─── DATA ENTRIES ───
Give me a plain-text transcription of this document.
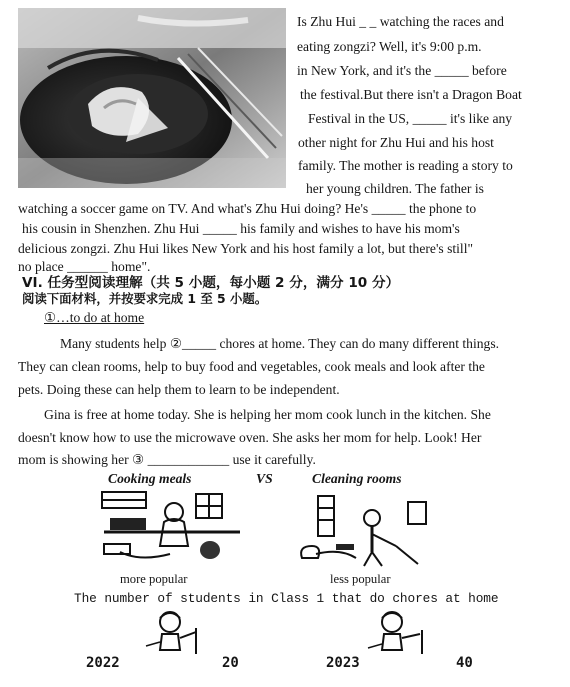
Is Zhu Hui _ _ watching the races and
eating zongzi? Well, it's 9:00 p.m.
in New York, and it's the _____ before
the festival.But there isn't a Dragon Boat
Festival in the US, _____ it's like any
other night for Zhu Hui and his host
family. The mother is reading a story to
her young children. The father is
watching a soccer game on TV. And what's Zhu Hui doing? He's _____ the phone to
his cousin in Shenzhen. Zhu Hui _____ his family and wishes to have his mom's
delicious zongzi. Zhu Hui likes New York and his host family a lot, but there's still"
no place ______ home".
VI. 任务型阅读理解（共 5 小题，每小题 2 分，满分 10 分）
阅读下面材料，并按要求完成 1 至 5 小题。
①…to do at home
Many students help ②_____ chores at home. They can do many different things.
They can clean rooms, help to buy food and vegetables, cook meals and look after the
pets. Doing these can help them to learn to be independent.
Gina is free at home today. She is helping her mom cook lunch in the kitchen. She
doesn't know how to use the microwave oven. She asks her mom for help. Look! Her
mom is showing her ③ ____________ use it carefully.
Cooking meals	VS	Cleaning rooms
more popular	less popular
The number of students in Class 1 that do chores at home
2022	20	2023	40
───
AIM
Identify and copy the lines holding the word "York".

TASK SOLUTION
in New York, and it's the _____ before
delicious zongzi. Zhu Hui likes New York and his host family a lot, but there's still"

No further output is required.